▶ Records supplied
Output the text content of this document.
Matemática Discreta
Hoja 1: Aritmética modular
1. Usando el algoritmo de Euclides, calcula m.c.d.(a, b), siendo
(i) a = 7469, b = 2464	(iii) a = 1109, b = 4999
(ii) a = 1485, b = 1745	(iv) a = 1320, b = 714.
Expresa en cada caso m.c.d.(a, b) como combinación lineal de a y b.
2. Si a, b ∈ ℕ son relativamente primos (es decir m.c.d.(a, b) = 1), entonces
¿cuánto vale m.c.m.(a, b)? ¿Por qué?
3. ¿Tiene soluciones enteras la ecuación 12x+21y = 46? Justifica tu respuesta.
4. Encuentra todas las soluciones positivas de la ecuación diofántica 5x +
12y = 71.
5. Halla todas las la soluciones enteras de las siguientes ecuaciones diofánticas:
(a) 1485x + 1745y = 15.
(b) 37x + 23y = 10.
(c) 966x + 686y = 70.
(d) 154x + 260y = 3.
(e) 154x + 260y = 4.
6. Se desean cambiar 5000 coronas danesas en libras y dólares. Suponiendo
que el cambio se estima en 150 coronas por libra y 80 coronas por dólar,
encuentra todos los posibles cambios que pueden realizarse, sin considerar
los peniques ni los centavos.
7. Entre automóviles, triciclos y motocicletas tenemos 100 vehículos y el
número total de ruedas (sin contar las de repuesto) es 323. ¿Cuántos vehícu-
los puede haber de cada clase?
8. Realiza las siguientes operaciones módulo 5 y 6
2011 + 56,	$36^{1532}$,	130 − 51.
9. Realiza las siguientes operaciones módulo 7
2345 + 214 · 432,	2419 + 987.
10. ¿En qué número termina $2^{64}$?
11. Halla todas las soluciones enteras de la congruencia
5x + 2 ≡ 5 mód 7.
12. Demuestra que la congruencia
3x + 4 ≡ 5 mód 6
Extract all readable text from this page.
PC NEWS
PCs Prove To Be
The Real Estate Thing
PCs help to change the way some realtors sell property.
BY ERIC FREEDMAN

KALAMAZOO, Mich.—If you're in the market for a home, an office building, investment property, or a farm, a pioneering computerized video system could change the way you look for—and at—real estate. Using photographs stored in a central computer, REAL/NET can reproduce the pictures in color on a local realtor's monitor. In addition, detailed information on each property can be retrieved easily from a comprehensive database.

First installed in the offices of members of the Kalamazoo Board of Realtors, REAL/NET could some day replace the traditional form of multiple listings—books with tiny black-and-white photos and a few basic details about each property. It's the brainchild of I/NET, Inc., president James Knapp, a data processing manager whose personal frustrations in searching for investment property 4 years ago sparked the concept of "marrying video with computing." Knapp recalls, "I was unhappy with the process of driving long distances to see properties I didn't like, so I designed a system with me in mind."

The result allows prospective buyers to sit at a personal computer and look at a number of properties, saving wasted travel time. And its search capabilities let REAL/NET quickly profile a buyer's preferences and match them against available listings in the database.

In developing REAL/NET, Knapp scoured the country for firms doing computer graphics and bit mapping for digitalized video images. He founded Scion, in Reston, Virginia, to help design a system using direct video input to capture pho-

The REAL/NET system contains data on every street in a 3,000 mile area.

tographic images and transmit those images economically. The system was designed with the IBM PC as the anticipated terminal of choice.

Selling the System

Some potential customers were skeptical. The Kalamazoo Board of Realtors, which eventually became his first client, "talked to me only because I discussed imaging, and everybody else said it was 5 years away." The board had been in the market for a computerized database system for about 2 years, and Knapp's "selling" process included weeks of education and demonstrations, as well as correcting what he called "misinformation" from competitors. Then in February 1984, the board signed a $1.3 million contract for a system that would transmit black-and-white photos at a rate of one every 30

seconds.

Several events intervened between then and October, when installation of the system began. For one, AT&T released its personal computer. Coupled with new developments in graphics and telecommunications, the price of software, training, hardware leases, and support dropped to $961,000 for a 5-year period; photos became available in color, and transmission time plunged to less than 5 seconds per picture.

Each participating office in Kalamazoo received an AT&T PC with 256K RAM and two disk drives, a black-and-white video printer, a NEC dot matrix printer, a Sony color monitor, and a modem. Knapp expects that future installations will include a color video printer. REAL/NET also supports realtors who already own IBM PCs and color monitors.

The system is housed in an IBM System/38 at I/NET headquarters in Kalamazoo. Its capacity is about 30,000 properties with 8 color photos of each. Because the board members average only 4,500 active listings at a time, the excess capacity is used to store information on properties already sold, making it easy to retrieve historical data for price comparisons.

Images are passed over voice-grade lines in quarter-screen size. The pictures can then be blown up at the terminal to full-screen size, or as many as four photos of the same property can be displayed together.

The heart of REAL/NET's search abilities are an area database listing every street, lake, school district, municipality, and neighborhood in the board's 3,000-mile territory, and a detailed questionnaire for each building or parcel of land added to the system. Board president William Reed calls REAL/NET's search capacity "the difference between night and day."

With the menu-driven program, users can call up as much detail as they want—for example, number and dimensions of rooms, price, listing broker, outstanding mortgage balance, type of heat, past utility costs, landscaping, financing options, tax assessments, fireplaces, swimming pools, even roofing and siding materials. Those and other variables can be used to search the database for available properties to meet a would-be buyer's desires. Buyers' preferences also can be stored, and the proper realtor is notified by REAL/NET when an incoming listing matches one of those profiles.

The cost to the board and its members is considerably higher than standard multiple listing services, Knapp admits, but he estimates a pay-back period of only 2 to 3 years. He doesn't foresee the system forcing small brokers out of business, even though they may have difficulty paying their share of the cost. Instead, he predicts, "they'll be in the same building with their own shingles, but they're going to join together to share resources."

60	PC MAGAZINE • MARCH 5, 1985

▶ Task description
Above are some records. Count the lines among them with the word "siguientes", and answer with the number only.

▶ Solved exercise
3